--- begin Records for the exercise ---

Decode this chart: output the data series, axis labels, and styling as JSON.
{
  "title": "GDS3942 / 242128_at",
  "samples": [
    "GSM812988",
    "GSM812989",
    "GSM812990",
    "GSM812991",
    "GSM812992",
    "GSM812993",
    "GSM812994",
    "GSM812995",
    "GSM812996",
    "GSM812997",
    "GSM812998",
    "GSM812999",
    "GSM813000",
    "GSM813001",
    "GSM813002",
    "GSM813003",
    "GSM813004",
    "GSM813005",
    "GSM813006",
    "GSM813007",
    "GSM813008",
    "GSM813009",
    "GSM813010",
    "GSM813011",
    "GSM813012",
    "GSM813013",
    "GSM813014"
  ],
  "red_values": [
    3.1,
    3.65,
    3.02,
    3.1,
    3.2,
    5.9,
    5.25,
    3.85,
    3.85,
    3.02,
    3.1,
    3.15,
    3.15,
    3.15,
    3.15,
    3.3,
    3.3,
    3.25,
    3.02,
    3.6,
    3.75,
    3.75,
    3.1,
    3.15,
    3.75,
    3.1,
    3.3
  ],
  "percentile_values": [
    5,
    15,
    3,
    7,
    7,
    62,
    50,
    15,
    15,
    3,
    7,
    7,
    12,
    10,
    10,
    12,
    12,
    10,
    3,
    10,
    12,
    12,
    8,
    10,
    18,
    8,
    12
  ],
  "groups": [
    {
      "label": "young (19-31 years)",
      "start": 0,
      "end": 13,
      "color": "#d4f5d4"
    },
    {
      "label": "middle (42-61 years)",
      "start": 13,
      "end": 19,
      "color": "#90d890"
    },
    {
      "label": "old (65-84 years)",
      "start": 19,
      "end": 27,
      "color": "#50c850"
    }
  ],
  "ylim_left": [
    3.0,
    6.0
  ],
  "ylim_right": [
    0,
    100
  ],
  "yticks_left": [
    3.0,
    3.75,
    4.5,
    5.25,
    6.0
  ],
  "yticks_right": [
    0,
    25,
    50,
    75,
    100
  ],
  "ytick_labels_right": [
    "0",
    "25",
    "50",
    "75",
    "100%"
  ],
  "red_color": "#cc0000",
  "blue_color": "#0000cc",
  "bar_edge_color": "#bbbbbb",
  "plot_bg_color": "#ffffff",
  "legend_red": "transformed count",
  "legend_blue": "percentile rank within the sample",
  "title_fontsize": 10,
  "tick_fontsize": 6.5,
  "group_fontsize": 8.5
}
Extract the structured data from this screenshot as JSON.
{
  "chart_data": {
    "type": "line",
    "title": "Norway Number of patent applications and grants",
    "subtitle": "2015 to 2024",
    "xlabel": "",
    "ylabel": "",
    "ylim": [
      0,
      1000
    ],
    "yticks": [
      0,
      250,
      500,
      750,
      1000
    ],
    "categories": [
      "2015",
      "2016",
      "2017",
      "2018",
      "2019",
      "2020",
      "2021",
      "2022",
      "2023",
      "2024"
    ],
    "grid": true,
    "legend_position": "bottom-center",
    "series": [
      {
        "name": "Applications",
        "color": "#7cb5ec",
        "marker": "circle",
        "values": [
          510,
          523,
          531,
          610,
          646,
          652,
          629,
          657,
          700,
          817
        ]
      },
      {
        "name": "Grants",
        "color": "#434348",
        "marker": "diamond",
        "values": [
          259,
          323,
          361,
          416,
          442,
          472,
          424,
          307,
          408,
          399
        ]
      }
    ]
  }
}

--- end Records for the exercise ---

§ **Do this**
Every line of the records above needs to be given again exactly.

§ **Task response**
Decode this chart: output the data series, axis labels, and styling as JSON.
{
  "title": "GDS3942 / 242128_at",
  "samples": [
    "GSM812988",
    "GSM812989",
    "GSM812990",
    "GSM812991",
    "GSM812992",
    "GSM812993",
    "GSM812994",
    "GSM812995",
    "GSM812996",
    "GSM812997",
    "GSM812998",
    "GSM812999",
    "GSM813000",
    "GSM813001",
    "GSM813002",
    "GSM813003",
    "GSM813004",
    "GSM813005",
    "GSM813006",
    "GSM813007",
    "GSM813008",
    "GSM813009",
    "GSM813010",
    "GSM813011",
    "GSM813012",
    "GSM813013",
    "GSM813014"
  ],
  "red_values": [
    3.1,
    3.65,
    3.02,
    3.1,
    3.2,
    5.9,
    5.25,
    3.85,
    3.85,
    3.02,
    3.1,
    3.15,
    3.15,
    3.15,
    3.15,
    3.3,
    3.3,
    3.25,
    3.02,
    3.6,
    3.75,
    3.75,
    3.1,
    3.15,
    3.75,
    3.1,
    3.3
  ],
  "percentile_values": [
    5,
    15,
    3,
    7,
    7,
    62,
    50,
    15,
    15,
    3,
    7,
    7,
    12,
    10,
    10,
    12,
    12,
    10,
    3,
    10,
    12,
    12,
    8,
    10,
    18,
    8,
    12
  ],
  "groups": [
    {
      "label": "young (19-31 years)",
      "start": 0,
      "end": 13,
      "color": "#d4f5d4"
    },
    {
      "label": "middle (42-61 years)",
      "start": 13,
      "end": 19,
      "color": "#90d890"
    },
    {
      "label": "old (65-84 years)",
      "start": 19,
      "end": 27,
      "color": "#50c850"
    }
  ],
  "ylim_left": [
    3.0,
    6.0
  ],
  "ylim_right": [
    0,
    100
  ],
  "yticks_left": [
    3.0,
    3.75,
    4.5,
    5.25,
    6.0
  ],
  "yticks_right": [
    0,
    25,
    50,
    75,
    100
  ],
  "ytick_labels_right": [
    "0",
    "25",
    "50",
    "75",
    "100%"
  ],
  "red_color": "#cc0000",
  "blue_color": "#0000cc",
  "bar_edge_color": "#bbbbbb",
  "plot_bg_color": "#ffffff",
  "legend_red": "transformed count",
  "legend_blue": "percentile rank within the sample",
  "title_fontsize": 10,
  "tick_fontsize": 6.5,
  "group_fontsize": 8.5
}
Extract the structured data from this screenshot as JSON.
{
  "chart_data": {
    "type": "line",
    "title": "Norway Number of patent applications and grants",
    "subtitle": "2015 to 2024",
    "xlabel": "",
    "ylabel": "",
    "ylim": [
      0,
      1000
    ],
    "yticks": [
      0,
      250,
      500,
      750,
      1000
    ],
    "categories": [
      "2015",
      "2016",
      "2017",
      "2018",
      "2019",
      "2020",
      "2021",
      "2022",
      "2023",
      "2024"
    ],
    "grid": true,
    "legend_position": "bottom-center",
    "series": [
      {
        "name": "Applications",
        "color": "#7cb5ec",
        "marker": "circle",
        "values": [
          510,
          523,
          531,
          610,
          646,
          652,
          629,
          657,
          700,
          817
        ]
      },
      {
        "name": "Grants",
        "color": "#434348",
        "marker": "diamond",
        "values": [
          259,
          323,
          361,
          416,
          442,
          472,
          424,
          307,
          408,
          399
        ]
      }
    ]
  }
}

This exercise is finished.